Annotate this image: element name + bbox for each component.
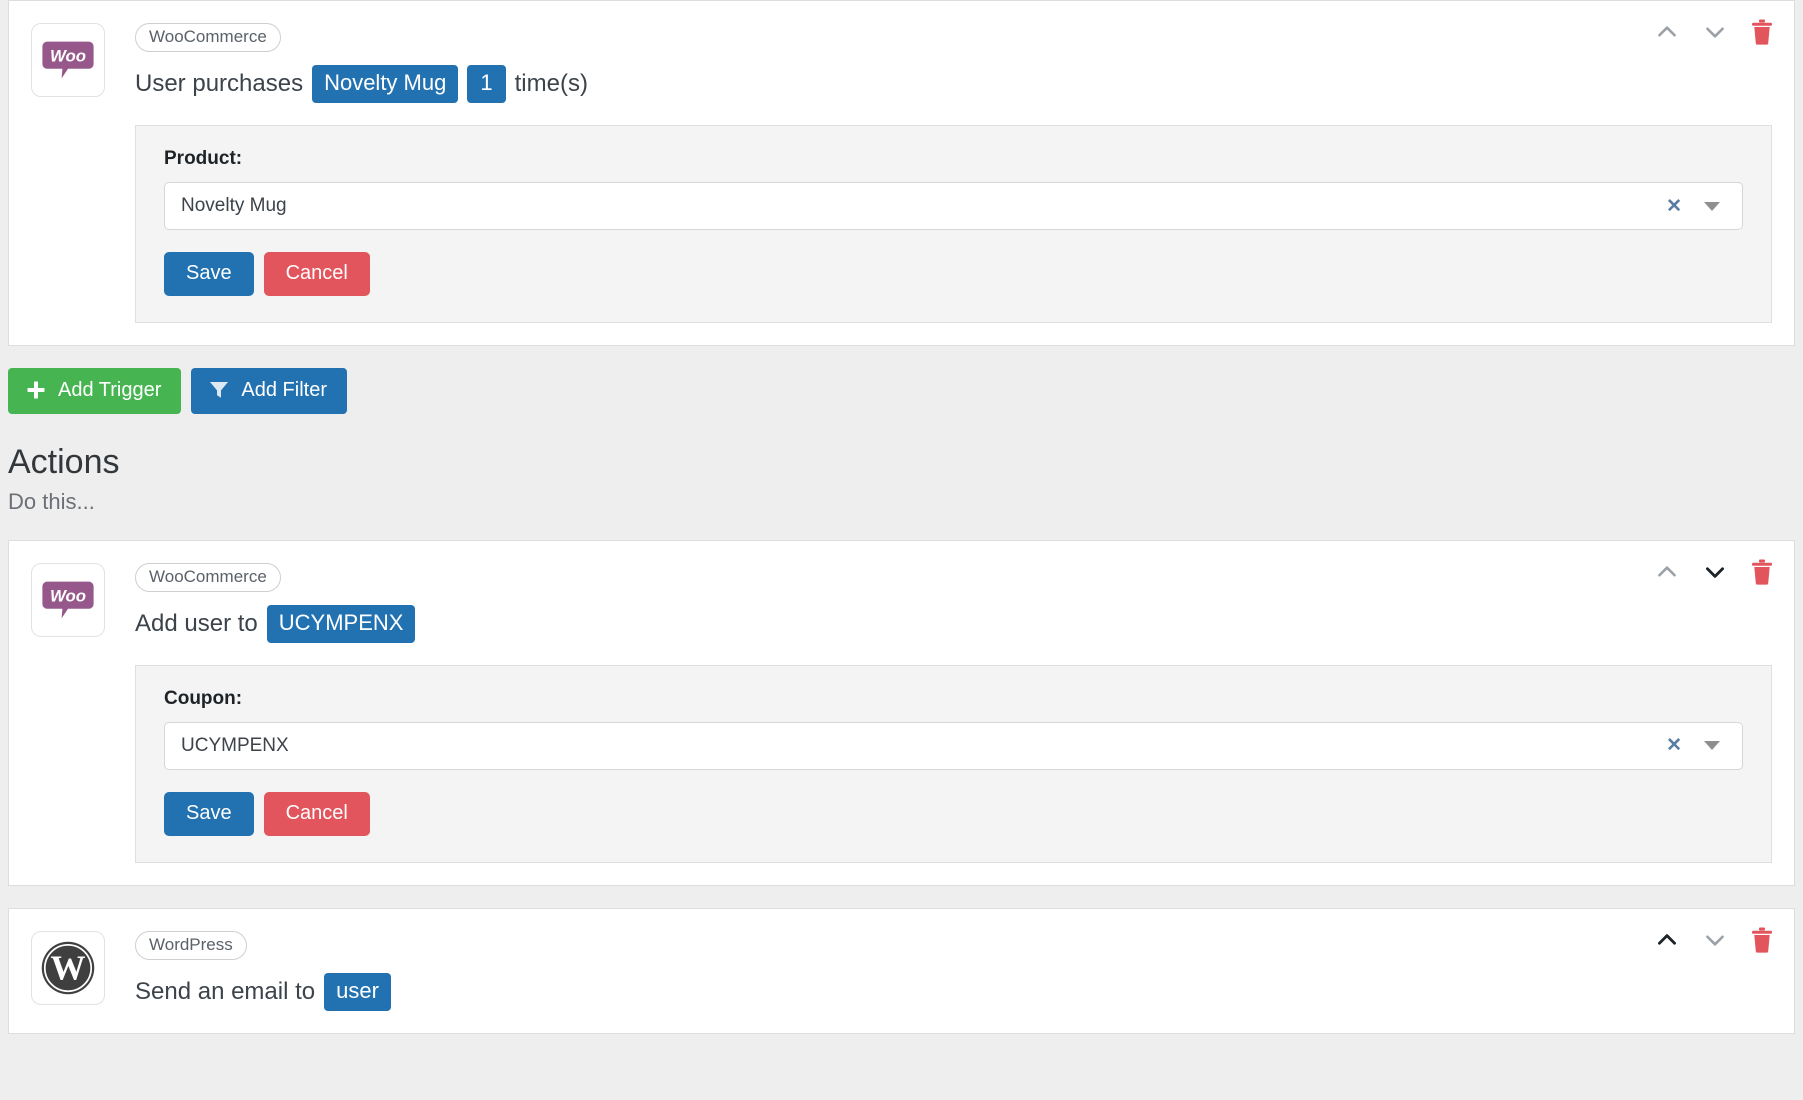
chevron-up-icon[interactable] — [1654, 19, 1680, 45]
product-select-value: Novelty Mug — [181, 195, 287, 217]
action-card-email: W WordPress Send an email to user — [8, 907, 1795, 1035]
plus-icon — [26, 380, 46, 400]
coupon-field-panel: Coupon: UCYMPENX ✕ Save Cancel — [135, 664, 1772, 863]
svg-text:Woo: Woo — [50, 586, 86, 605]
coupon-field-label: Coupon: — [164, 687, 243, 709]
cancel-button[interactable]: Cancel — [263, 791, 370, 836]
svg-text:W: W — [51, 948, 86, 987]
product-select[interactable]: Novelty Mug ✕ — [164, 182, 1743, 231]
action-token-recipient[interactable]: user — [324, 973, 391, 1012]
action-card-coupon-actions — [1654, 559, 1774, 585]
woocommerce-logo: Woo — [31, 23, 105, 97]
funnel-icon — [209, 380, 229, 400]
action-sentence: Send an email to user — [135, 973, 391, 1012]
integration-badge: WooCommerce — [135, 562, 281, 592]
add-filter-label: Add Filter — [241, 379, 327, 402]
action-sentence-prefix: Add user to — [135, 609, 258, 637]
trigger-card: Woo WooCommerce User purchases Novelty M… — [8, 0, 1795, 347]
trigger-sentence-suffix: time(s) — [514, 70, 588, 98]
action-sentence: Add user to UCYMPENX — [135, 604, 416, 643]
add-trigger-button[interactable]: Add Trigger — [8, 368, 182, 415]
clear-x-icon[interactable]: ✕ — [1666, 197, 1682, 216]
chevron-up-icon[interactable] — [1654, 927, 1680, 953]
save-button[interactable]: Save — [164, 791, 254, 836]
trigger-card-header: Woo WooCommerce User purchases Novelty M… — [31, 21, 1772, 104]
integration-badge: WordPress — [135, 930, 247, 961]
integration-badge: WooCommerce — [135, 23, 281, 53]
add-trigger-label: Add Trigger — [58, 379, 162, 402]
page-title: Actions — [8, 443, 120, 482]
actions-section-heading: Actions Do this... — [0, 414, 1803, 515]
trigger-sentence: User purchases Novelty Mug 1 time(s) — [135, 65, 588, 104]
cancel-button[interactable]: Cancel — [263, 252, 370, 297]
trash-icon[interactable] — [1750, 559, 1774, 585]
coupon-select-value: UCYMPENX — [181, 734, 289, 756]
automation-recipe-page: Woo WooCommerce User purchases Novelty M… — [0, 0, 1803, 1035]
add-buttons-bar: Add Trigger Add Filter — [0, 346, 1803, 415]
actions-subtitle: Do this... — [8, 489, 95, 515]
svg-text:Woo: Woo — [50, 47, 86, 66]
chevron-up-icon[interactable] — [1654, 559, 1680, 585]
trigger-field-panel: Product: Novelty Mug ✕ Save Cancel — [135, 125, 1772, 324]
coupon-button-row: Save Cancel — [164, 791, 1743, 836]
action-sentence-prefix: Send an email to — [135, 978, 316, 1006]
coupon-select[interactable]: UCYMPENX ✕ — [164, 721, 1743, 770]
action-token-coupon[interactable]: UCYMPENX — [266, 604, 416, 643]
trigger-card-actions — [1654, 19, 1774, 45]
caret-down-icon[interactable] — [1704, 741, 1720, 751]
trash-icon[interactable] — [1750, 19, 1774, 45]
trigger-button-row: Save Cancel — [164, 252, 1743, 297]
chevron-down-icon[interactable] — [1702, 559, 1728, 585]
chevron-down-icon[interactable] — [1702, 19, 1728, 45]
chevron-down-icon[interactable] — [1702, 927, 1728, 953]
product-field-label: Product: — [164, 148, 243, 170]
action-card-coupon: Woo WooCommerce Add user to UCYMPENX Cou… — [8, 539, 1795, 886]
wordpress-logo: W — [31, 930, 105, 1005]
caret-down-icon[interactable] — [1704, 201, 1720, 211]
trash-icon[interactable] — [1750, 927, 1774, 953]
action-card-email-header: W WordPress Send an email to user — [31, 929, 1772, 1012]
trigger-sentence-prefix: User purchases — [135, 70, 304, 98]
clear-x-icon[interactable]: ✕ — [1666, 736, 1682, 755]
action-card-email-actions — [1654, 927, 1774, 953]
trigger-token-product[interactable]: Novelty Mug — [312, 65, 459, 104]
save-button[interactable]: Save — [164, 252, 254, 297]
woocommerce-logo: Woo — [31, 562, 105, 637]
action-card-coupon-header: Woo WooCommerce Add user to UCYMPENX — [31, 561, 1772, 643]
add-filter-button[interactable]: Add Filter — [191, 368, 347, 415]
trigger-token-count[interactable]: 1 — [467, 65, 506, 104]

==*==

◆ BRIEF
Rewrite all the lines above, changing every "UCYMPENX" to "SUMMER25" and leaving everything else as it is. Leave the picture out.

◆ RESULT OF THE EXERCISE
Annotate this image: element name + bbox for each component.
chevron-up-icon[interactable] — [1654, 19, 1680, 45]
product-select-value: Novelty Mug — [181, 195, 287, 217]
action-card-email: W WordPress Send an email to user — [8, 907, 1795, 1035]
plus-icon — [26, 380, 46, 400]
coupon-field-panel: Coupon: SUMMER25 ✕ Save Cancel — [135, 664, 1772, 863]
svg-text:Woo: Woo — [50, 586, 86, 605]
coupon-field-label: Coupon: — [164, 687, 243, 709]
cancel-button[interactable]: Cancel — [263, 791, 370, 836]
svg-text:W: W — [51, 948, 86, 987]
product-select[interactable]: Novelty Mug ✕ — [164, 182, 1743, 231]
action-token-recipient[interactable]: user — [324, 973, 391, 1012]
action-card-coupon-actions — [1654, 559, 1774, 585]
woocommerce-logo: Woo — [31, 23, 105, 97]
funnel-icon — [209, 380, 229, 400]
action-sentence: Send an email to user — [135, 973, 391, 1012]
integration-badge: WooCommerce — [135, 562, 281, 592]
add-filter-label: Add Filter — [241, 379, 327, 402]
action-sentence-prefix: Add user to — [135, 609, 258, 637]
trigger-card: Woo WooCommerce User purchases Novelty M… — [8, 0, 1795, 347]
trigger-sentence-suffix: time(s) — [514, 70, 588, 98]
action-sentence: Add user to SUMMER25 — [135, 604, 416, 643]
add-trigger-button[interactable]: Add Trigger — [8, 368, 182, 415]
clear-x-icon[interactable]: ✕ — [1666, 197, 1682, 216]
chevron-up-icon[interactable] — [1654, 927, 1680, 953]
save-button[interactable]: Save — [164, 791, 254, 836]
trigger-card-header: Woo WooCommerce User purchases Novelty M… — [31, 21, 1772, 104]
integration-badge: WordPress — [135, 930, 247, 961]
integration-badge: WooCommerce — [135, 23, 281, 53]
add-trigger-label: Add Trigger — [58, 379, 162, 402]
page-title: Actions — [8, 443, 120, 482]
actions-section-heading: Actions Do this... — [0, 414, 1803, 515]
trigger-sentence: User purchases Novelty Mug 1 time(s) — [135, 65, 588, 104]
cancel-button[interactable]: Cancel — [263, 252, 370, 297]
trash-icon[interactable] — [1750, 559, 1774, 585]
coupon-select-value: SUMMER25 — [181, 734, 289, 756]
automation-recipe-page: Woo WooCommerce User purchases Novelty M… — [0, 0, 1803, 1035]
add-buttons-bar: Add Trigger Add Filter — [0, 346, 1803, 415]
actions-subtitle: Do this... — [8, 489, 95, 515]
svg-text:Woo: Woo — [50, 47, 86, 66]
chevron-up-icon[interactable] — [1654, 559, 1680, 585]
trigger-field-panel: Product: Novelty Mug ✕ Save Cancel — [135, 125, 1772, 324]
coupon-button-row: Save Cancel — [164, 791, 1743, 836]
action-sentence-prefix: Send an email to — [135, 978, 316, 1006]
coupon-select[interactable]: SUMMER25 ✕ — [164, 721, 1743, 770]
action-token-coupon[interactable]: SUMMER25 — [266, 604, 416, 643]
trigger-card-actions — [1654, 19, 1774, 45]
caret-down-icon[interactable] — [1704, 741, 1720, 751]
trash-icon[interactable] — [1750, 19, 1774, 45]
trigger-button-row: Save Cancel — [164, 252, 1743, 297]
chevron-down-icon[interactable] — [1702, 559, 1728, 585]
chevron-down-icon[interactable] — [1702, 19, 1728, 45]
chevron-down-icon[interactable] — [1702, 927, 1728, 953]
product-field-label: Product: — [164, 148, 243, 170]
action-card-coupon: Woo WooCommerce Add user to SUMMER25 Cou… — [8, 539, 1795, 886]
wordpress-logo: W — [31, 930, 105, 1005]
caret-down-icon[interactable] — [1704, 201, 1720, 211]
trash-icon[interactable] — [1750, 927, 1774, 953]
action-card-email-header: W WordPress Send an email to user — [31, 929, 1772, 1012]
trigger-sentence-prefix: User purchases — [135, 70, 304, 98]
clear-x-icon[interactable]: ✕ — [1666, 736, 1682, 755]
action-card-email-actions — [1654, 927, 1774, 953]
trigger-token-product[interactable]: Novelty Mug — [312, 65, 459, 104]
save-button[interactable]: Save — [164, 252, 254, 297]
woocommerce-logo: Woo — [31, 562, 105, 637]
action-card-coupon-header: Woo WooCommerce Add user to SUMMER25 — [31, 561, 1772, 643]
add-filter-button[interactable]: Add Filter — [191, 368, 347, 415]
trigger-token-count[interactable]: 1 — [467, 65, 506, 104]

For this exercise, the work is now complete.